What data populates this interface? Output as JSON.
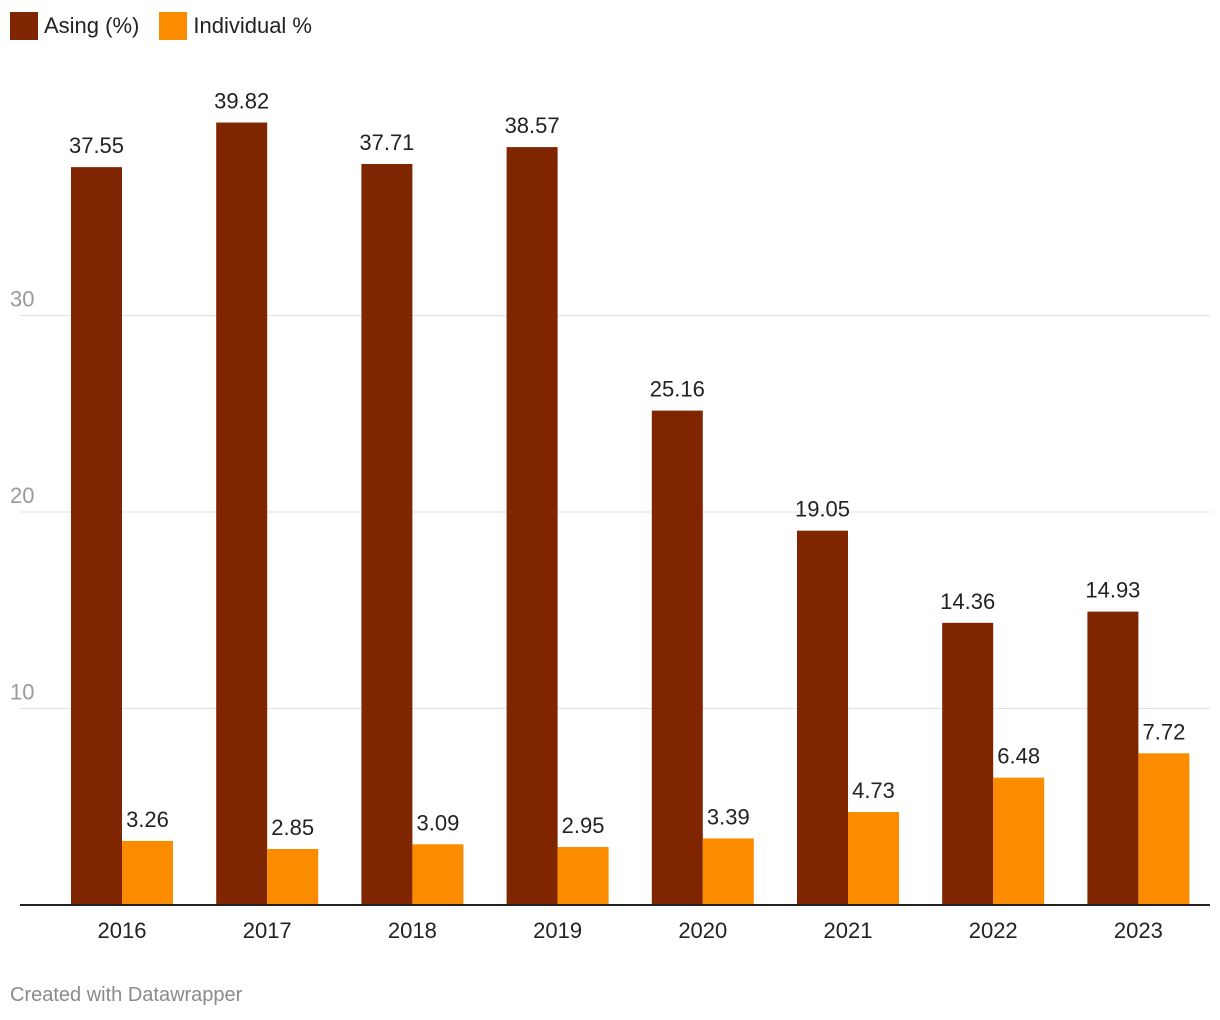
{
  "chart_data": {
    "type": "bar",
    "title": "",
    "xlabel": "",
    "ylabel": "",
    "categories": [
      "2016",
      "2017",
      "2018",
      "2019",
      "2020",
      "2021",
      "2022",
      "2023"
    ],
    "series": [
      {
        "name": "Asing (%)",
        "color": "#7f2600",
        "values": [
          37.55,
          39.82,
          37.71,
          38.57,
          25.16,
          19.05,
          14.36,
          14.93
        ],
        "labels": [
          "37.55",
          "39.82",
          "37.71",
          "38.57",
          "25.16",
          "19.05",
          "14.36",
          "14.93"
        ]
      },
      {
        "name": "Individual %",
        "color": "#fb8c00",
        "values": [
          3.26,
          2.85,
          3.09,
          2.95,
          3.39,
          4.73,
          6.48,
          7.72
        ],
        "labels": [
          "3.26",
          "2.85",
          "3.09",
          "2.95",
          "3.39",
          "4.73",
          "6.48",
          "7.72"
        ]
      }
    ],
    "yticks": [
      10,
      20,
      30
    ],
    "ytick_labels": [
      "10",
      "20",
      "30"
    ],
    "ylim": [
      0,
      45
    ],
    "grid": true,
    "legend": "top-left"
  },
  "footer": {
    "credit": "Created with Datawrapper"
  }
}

----

Task description:
Reproduce every record above exactly, omitting the pictures.

Reply:
What data populates this interface? Output as JSON.
{
  "chart_data": {
    "type": "bar",
    "title": "",
    "xlabel": "",
    "ylabel": "",
    "categories": [
      "2016",
      "2017",
      "2018",
      "2019",
      "2020",
      "2021",
      "2022",
      "2023"
    ],
    "series": [
      {
        "name": "Asing (%)",
        "color": "#7f2600",
        "values": [
          37.55,
          39.82,
          37.71,
          38.57,
          25.16,
          19.05,
          14.36,
          14.93
        ],
        "labels": [
          "37.55",
          "39.82",
          "37.71",
          "38.57",
          "25.16",
          "19.05",
          "14.36",
          "14.93"
        ]
      },
      {
        "name": "Individual %",
        "color": "#fb8c00",
        "values": [
          3.26,
          2.85,
          3.09,
          2.95,
          3.39,
          4.73,
          6.48,
          7.72
        ],
        "labels": [
          "3.26",
          "2.85",
          "3.09",
          "2.95",
          "3.39",
          "4.73",
          "6.48",
          "7.72"
        ]
      }
    ],
    "yticks": [
      10,
      20,
      30
    ],
    "ytick_labels": [
      "10",
      "20",
      "30"
    ],
    "ylim": [
      0,
      45
    ],
    "grid": true,
    "legend": "top-left"
  },
  "footer": {
    "credit": "Created with Datawrapper"
  }
}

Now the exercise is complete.